■ **DATA TO USE**
::::::
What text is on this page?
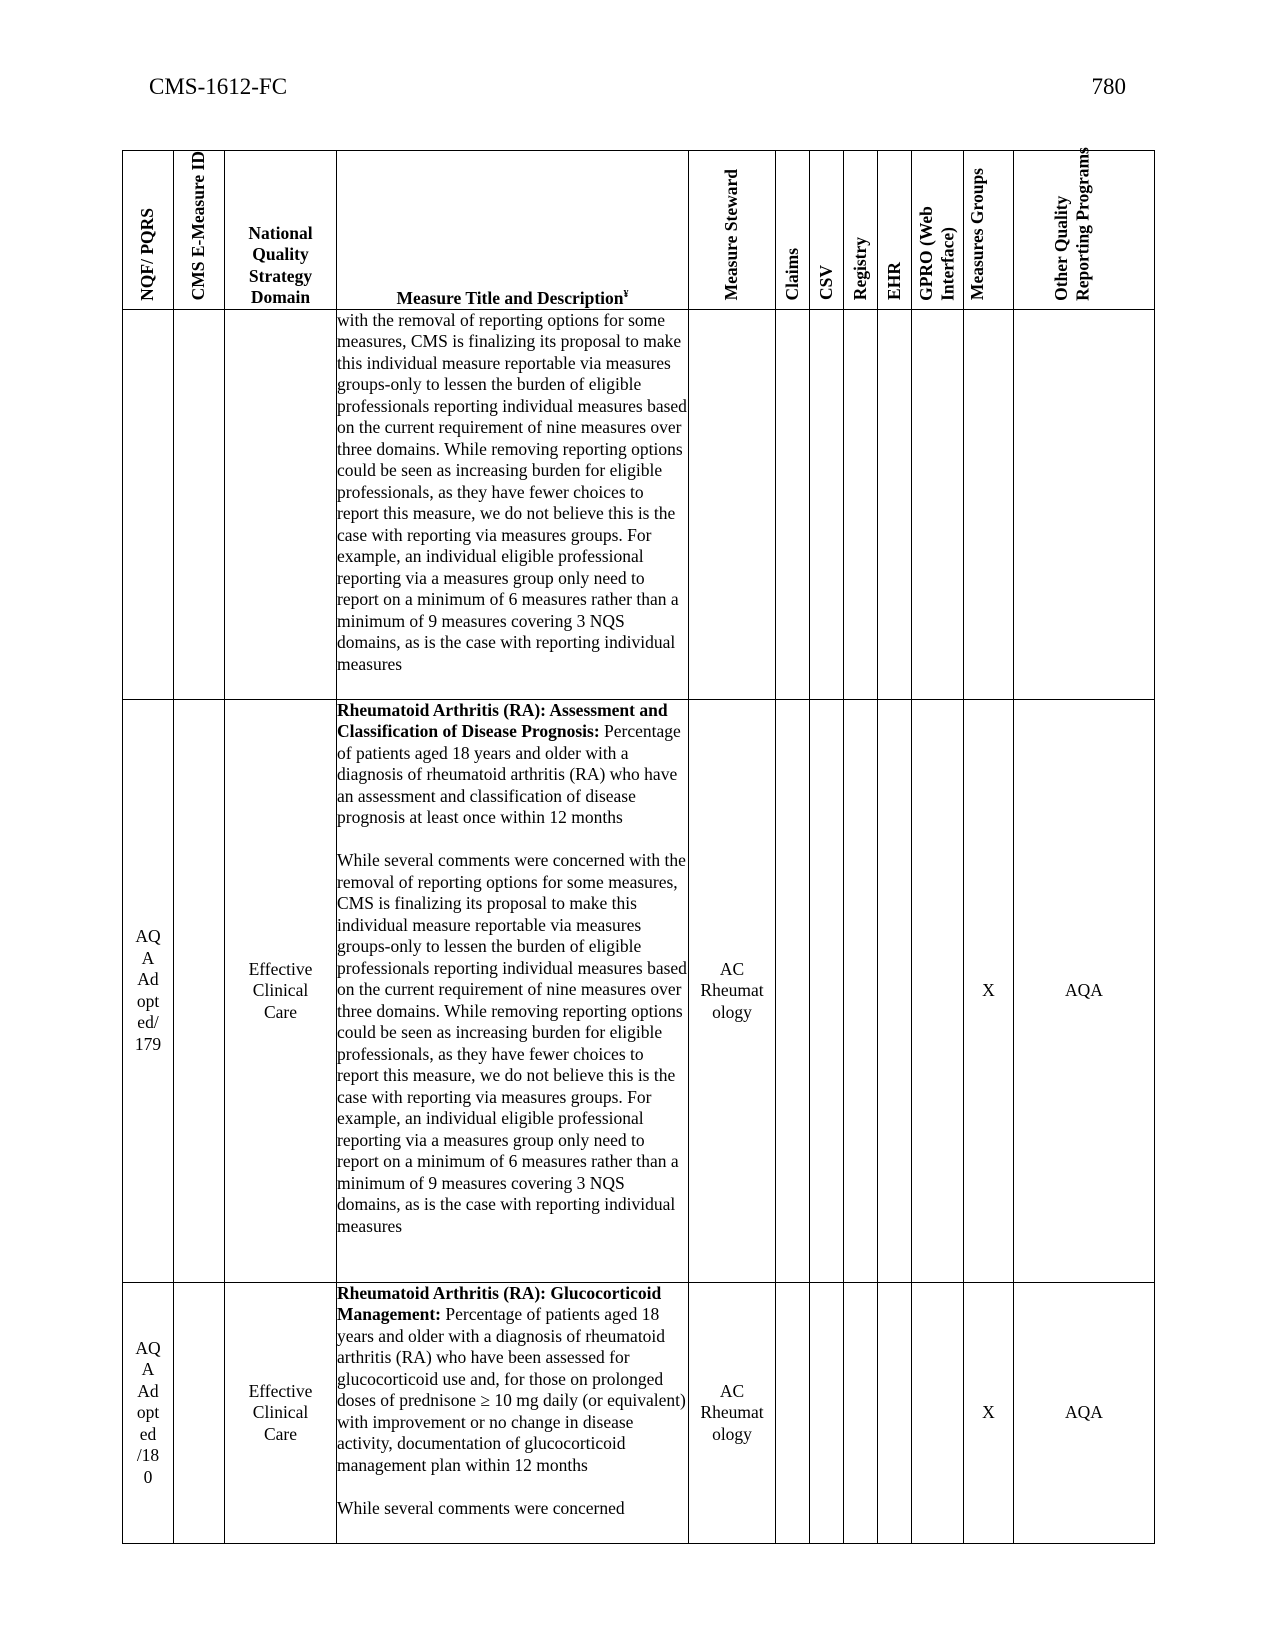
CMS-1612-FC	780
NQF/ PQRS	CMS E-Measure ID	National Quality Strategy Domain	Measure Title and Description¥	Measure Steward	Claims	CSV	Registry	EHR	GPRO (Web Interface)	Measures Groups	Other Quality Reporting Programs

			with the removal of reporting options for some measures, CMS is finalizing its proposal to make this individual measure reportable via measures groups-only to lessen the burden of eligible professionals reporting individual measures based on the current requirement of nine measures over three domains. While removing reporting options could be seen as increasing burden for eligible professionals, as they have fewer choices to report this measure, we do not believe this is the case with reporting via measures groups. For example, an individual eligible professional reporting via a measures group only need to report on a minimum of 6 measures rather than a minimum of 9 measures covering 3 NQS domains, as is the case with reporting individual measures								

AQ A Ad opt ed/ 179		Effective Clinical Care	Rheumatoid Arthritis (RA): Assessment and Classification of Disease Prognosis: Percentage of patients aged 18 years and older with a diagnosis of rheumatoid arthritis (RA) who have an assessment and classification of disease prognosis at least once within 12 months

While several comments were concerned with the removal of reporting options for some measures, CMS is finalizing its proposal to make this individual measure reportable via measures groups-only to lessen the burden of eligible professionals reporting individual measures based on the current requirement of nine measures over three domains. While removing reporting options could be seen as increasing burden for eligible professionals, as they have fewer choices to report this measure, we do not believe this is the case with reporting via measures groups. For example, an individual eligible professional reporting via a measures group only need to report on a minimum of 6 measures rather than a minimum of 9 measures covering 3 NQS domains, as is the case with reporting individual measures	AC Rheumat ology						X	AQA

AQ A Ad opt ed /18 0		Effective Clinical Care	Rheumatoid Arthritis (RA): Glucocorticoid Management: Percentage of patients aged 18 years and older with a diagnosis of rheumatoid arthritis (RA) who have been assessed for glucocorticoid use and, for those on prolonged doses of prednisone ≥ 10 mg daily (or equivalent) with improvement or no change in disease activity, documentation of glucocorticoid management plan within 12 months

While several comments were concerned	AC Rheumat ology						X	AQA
::::::
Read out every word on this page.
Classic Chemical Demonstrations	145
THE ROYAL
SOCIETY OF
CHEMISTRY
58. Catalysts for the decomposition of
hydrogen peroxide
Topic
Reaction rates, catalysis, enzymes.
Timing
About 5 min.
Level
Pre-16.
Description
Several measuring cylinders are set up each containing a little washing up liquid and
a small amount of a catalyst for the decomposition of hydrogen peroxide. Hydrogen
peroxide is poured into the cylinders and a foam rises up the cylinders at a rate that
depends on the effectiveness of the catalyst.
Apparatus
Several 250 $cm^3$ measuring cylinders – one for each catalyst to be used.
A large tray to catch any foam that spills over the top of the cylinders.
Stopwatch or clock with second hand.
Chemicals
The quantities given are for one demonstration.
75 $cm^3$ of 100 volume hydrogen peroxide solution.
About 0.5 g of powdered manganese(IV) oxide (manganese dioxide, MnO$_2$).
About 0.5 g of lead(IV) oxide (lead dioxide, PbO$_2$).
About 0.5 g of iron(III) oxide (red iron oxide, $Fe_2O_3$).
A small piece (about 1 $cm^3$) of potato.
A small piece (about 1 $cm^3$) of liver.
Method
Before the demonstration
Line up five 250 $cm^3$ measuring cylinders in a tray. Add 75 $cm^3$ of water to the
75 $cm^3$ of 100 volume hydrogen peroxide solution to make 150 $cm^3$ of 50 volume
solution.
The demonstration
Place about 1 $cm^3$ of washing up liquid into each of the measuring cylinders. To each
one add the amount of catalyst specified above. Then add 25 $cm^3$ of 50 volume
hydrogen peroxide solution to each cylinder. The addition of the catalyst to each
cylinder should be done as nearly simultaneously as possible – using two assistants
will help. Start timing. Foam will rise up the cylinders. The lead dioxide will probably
::::::
■ **PROBLEM STATEMENT**
For every line above that has "solution" in it, copy the line.

■ **RESULT**
75 $cm^3$ of 100 volume hydrogen peroxide solution.
75 $cm^3$ of 100 volume hydrogen peroxide solution to make 150 $cm^3$ of 50 volume
solution.
hydrogen peroxide solution to each cylinder. The addition of the catalyst to each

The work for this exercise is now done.